◆ Work to be completed
Condense the paragraph beginning "In a usual single-mode fiber" from the effective refractive index page below into a short bulleted list that keeps its main facts.

◆ Excerpt provided
The Photonics Spotlight > 2007-10-07

Effective Refractive Index

Ref.: encyclopedia articles on effective refractive index

While the refractive index of a homogeneous transparent medium is based on a rather simple concept, the effective refractive index in a waveguide such as an optical fiber is somewhat more difficult to understand – and is in fact often misunderstood.

In a usual single-mode fiber, the guided propagation mode extends significantly beyond the region of the fiber core, and the effective refractive index is found to have a value somewhat between the refractive indices of core and cladding. In a multimode fiber, higher-order modes extend more into the cladding, and have smaller effective indices. These facts often make people believe that the effective index is a kind of weighted average of the local refractive index, according to the propagation of some parts of the total optical power in the core and in the cladding, respectively. This picture, however, is quite wrong.

First consider the definition of the effective index <$n_\rm{eff}$>: the <$\beta$> value of some fiber mode is <$n_\rm{eff}$> times the vacuum wavenumber. So that definition targets the phase change per unit length along the fiber axis, not the intensity distribution.

◆ Listed records
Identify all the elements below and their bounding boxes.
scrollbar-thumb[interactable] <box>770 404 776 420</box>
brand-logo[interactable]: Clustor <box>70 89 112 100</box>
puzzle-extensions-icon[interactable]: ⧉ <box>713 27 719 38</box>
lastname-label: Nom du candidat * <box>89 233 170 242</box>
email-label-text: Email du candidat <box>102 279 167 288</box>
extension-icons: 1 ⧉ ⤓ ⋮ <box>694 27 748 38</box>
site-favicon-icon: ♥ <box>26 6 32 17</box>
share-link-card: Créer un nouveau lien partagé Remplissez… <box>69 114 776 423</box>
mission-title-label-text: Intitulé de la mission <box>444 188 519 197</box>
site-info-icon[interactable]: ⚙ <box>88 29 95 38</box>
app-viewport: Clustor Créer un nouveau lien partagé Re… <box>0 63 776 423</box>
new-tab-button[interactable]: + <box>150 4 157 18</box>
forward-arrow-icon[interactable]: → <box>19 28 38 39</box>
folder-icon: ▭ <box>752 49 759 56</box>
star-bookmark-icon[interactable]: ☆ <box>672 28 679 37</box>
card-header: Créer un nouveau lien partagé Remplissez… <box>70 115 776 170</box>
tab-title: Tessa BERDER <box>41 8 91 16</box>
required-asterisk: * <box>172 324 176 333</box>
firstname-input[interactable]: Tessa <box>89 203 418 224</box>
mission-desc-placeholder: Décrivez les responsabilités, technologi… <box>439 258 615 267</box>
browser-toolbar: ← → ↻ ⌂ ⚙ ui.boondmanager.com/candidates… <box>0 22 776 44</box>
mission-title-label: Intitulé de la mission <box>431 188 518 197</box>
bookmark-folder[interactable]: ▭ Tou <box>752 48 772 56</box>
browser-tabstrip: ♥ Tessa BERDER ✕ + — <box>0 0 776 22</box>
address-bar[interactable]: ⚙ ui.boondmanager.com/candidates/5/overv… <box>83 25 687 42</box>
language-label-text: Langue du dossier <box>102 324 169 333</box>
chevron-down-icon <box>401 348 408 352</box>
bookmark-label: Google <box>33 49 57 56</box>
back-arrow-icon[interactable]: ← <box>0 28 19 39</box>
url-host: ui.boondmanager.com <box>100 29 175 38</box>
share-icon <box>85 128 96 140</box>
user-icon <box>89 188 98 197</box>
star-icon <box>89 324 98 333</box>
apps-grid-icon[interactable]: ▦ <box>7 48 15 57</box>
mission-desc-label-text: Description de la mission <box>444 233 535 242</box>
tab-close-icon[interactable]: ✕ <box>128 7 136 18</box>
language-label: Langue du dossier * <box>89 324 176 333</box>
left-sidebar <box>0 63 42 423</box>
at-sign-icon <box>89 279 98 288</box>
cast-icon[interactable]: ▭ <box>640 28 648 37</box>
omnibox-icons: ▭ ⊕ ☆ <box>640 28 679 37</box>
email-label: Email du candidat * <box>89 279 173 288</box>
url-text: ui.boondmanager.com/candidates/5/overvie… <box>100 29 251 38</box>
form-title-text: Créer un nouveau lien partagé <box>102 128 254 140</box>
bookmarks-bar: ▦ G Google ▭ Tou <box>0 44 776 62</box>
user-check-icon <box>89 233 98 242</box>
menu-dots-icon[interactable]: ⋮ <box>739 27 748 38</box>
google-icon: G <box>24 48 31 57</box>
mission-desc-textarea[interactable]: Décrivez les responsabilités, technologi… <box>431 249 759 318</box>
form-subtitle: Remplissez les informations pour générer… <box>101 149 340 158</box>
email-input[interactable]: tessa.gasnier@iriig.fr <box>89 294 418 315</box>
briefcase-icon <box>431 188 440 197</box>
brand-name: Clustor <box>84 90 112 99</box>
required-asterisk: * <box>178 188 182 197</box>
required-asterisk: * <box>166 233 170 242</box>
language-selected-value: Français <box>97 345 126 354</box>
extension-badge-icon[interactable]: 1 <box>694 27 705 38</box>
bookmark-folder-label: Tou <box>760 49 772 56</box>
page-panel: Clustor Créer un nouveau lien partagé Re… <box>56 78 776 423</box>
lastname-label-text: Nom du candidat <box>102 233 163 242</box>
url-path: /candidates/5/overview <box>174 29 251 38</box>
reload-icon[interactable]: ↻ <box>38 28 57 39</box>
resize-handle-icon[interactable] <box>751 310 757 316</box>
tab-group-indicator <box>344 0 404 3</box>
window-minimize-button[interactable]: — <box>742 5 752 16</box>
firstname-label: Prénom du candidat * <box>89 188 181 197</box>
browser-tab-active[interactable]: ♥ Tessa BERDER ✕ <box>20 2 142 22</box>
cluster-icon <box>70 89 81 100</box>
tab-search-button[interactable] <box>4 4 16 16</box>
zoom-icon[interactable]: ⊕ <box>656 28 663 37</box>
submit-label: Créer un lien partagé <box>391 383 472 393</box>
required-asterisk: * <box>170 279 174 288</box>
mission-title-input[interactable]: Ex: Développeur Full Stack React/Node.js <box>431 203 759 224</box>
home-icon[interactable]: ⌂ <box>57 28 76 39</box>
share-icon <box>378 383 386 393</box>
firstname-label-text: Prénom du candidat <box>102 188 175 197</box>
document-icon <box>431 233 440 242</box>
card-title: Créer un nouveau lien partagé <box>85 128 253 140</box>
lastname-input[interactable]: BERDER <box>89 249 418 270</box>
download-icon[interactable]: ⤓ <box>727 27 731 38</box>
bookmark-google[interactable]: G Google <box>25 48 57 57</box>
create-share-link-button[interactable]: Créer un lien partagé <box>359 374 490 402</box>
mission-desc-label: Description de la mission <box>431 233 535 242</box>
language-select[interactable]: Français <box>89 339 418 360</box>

◆ Task result
- In a usual single-mode fiber, the guided mode extends well beyond the core, and the effective refractive index lies somewhere between the core and cladding indices.
- In a multimode fiber, higher-order modes reach further into the cladding and have smaller effective indices.
- These facts lead many to believe the effective index is a weighted average of the local refractive index, based on how much of the optical power travels in the core versus the cladding.
- That picture is quite wrong.